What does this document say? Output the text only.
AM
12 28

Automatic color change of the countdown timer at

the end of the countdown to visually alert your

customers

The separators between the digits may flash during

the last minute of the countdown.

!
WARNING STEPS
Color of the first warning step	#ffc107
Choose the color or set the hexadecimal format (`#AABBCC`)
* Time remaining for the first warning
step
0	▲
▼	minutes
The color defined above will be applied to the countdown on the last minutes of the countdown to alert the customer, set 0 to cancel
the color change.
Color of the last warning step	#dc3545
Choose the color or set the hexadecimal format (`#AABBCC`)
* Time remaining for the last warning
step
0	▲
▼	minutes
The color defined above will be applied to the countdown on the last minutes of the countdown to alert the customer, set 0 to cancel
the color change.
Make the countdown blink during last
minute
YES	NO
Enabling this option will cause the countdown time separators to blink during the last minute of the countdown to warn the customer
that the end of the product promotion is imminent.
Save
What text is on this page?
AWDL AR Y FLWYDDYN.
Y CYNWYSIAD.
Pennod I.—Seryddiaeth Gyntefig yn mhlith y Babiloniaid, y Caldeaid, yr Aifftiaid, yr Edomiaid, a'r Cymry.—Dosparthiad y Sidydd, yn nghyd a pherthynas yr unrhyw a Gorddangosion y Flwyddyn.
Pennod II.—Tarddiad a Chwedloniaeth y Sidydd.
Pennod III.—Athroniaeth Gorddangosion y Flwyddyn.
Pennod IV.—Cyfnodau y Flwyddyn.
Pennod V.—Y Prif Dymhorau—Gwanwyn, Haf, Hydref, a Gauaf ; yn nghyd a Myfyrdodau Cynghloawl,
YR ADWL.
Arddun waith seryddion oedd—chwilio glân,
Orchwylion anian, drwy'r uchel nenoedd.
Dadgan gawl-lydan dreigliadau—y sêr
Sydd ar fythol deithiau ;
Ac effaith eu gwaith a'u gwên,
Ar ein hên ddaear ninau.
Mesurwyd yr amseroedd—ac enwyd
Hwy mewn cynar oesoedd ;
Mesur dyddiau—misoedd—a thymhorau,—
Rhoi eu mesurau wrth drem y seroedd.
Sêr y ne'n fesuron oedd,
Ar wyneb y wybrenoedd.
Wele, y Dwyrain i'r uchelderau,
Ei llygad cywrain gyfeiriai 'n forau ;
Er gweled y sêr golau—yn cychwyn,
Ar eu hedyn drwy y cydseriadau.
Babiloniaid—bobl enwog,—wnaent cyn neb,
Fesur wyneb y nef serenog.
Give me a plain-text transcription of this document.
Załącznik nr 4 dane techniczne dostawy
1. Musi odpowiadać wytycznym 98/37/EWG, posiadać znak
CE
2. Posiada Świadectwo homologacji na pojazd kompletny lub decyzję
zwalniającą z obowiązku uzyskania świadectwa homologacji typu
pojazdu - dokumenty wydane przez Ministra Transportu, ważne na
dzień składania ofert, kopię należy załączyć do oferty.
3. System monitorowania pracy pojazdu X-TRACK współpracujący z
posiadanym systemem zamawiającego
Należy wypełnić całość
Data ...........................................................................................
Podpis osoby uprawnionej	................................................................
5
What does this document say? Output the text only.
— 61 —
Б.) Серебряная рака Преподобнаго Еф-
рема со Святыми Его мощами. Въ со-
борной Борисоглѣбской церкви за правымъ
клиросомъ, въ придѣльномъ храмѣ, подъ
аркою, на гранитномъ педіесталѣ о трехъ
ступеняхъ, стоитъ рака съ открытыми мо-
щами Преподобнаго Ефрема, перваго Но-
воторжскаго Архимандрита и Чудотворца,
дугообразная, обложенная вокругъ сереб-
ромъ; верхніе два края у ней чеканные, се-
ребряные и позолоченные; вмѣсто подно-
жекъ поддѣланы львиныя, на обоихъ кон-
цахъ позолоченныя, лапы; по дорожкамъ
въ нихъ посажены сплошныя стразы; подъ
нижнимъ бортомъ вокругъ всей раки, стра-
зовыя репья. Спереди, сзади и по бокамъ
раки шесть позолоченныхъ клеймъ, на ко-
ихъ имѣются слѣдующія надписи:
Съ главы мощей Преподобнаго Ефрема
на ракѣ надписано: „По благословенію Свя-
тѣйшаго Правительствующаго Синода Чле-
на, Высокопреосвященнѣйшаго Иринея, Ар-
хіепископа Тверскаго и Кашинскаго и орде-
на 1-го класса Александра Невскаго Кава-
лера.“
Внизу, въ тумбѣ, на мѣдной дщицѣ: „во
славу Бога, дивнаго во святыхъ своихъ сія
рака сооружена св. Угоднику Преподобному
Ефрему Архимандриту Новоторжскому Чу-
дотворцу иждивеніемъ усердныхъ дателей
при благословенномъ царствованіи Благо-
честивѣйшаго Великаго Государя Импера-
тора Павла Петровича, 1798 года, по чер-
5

-- -- --

** WHAT IS BEING ASKED **
All of the records must be retyped exactly as they are.

** OUTPUT FOR THIS TASK **
What does this document say? Output the text only.
AM
12 28

Automatic color change of the countdown timer at

the end of the countdown to visually alert your

customers

The separators between the digits may flash during

the last minute of the countdown.

!
WARNING STEPS
Color of the first warning step	#ffc107
Choose the color or set the hexadecimal format (`#AABBCC`)
* Time remaining for the first warning
step
0	▲
▼	minutes
The color defined above will be applied to the countdown on the last minutes of the countdown to alert the customer, set 0 to cancel
the color change.
Color of the last warning step	#dc3545
Choose the color or set the hexadecimal format (`#AABBCC`)
* Time remaining for the last warning
step
0	▲
▼	minutes
The color defined above will be applied to the countdown on the last minutes of the countdown to alert the customer, set 0 to cancel
the color change.
Make the countdown blink during last
minute
YES	NO
Enabling this option will cause the countdown time separators to blink during the last minute of the countdown to warn the customer
that the end of the product promotion is imminent.
Save
What text is on this page?
AWDL AR Y FLWYDDYN.
Y CYNWYSIAD.
Pennod I.—Seryddiaeth Gyntefig yn mhlith y Babiloniaid, y Caldeaid, yr Aifftiaid, yr Edomiaid, a'r Cymry.—Dosparthiad y Sidydd, yn nghyd a pherthynas yr unrhyw a Gorddangosion y Flwyddyn.
Pennod II.—Tarddiad a Chwedloniaeth y Sidydd.
Pennod III.—Athroniaeth Gorddangosion y Flwyddyn.
Pennod IV.—Cyfnodau y Flwyddyn.
Pennod V.—Y Prif Dymhorau—Gwanwyn, Haf, Hydref, a Gauaf ; yn nghyd a Myfyrdodau Cynghloawl,
YR ADWL.
Arddun waith seryddion oedd—chwilio glân,
Orchwylion anian, drwy'r uchel nenoedd.
Dadgan gawl-lydan dreigliadau—y sêr
Sydd ar fythol deithiau ;
Ac effaith eu gwaith a'u gwên,
Ar ein hên ddaear ninau.
Mesurwyd yr amseroedd—ac enwyd
Hwy mewn cynar oesoedd ;
Mesur dyddiau—misoedd—a thymhorau,—
Rhoi eu mesurau wrth drem y seroedd.
Sêr y ne'n fesuron oedd,
Ar wyneb y wybrenoedd.
Wele, y Dwyrain i'r uchelderau,
Ei llygad cywrain gyfeiriai 'n forau ;
Er gweled y sêr golau—yn cychwyn,
Ar eu hedyn drwy y cydseriadau.
Babiloniaid—bobl enwog,—wnaent cyn neb,
Fesur wyneb y nef serenog.
Give me a plain-text transcription of this document.
Załącznik nr 4 dane techniczne dostawy
1. Musi odpowiadać wytycznym 98/37/EWG, posiadać znak
CE
2. Posiada Świadectwo homologacji na pojazd kompletny lub decyzję
zwalniającą z obowiązku uzyskania świadectwa homologacji typu
pojazdu - dokumenty wydane przez Ministra Transportu, ważne na
dzień składania ofert, kopię należy załączyć do oferty.
3. System monitorowania pracy pojazdu X-TRACK współpracujący z
posiadanym systemem zamawiającego
Należy wypełnić całość
Data ...........................................................................................
Podpis osoby uprawnionej	................................................................
5
What does this document say? Output the text only.
— 61 —
Б.) Серебряная рака Преподобнаго Еф-
рема со Святыми Его мощами. Въ со-
борной Борисоглѣбской церкви за правымъ
клиросомъ, въ придѣльномъ храмѣ, подъ
аркою, на гранитномъ педіесталѣ о трехъ
ступеняхъ, стоитъ рака съ открытыми мо-
щами Преподобнаго Ефрема, перваго Но-
воторжскаго Архимандрита и Чудотворца,
дугообразная, обложенная вокругъ сереб-
ромъ; верхніе два края у ней чеканные, се-
ребряные и позолоченные; вмѣсто подно-
жекъ поддѣланы львиныя, на обоихъ кон-
цахъ позолоченныя, лапы; по дорожкамъ
въ нихъ посажены сплошныя стразы; подъ
нижнимъ бортомъ вокругъ всей раки, стра-
зовыя репья. Спереди, сзади и по бокамъ
раки шесть позолоченныхъ клеймъ, на ко-
ихъ имѣются слѣдующія надписи:
Съ главы мощей Преподобнаго Ефрема
на ракѣ надписано: „По благословенію Свя-
тѣйшаго Правительствующаго Синода Чле-
на, Высокопреосвященнѣйшаго Иринея, Ар-
хіепископа Тверскаго и Кашинскаго и орде-
на 1-го класса Александра Невскаго Кава-
лера.“
Внизу, въ тумбѣ, на мѣдной дщицѣ: „во
славу Бога, дивнаго во святыхъ своихъ сія
рака сооружена св. Угоднику Преподобному
Ефрему Архимандриту Новоторжскому Чу-
дотворцу иждивеніемъ усердныхъ дателей
при благословенномъ царствованіи Благо-
честивѣйшаго Великаго Государя Импера-
тора Павла Петровича, 1798 года, по чер-
5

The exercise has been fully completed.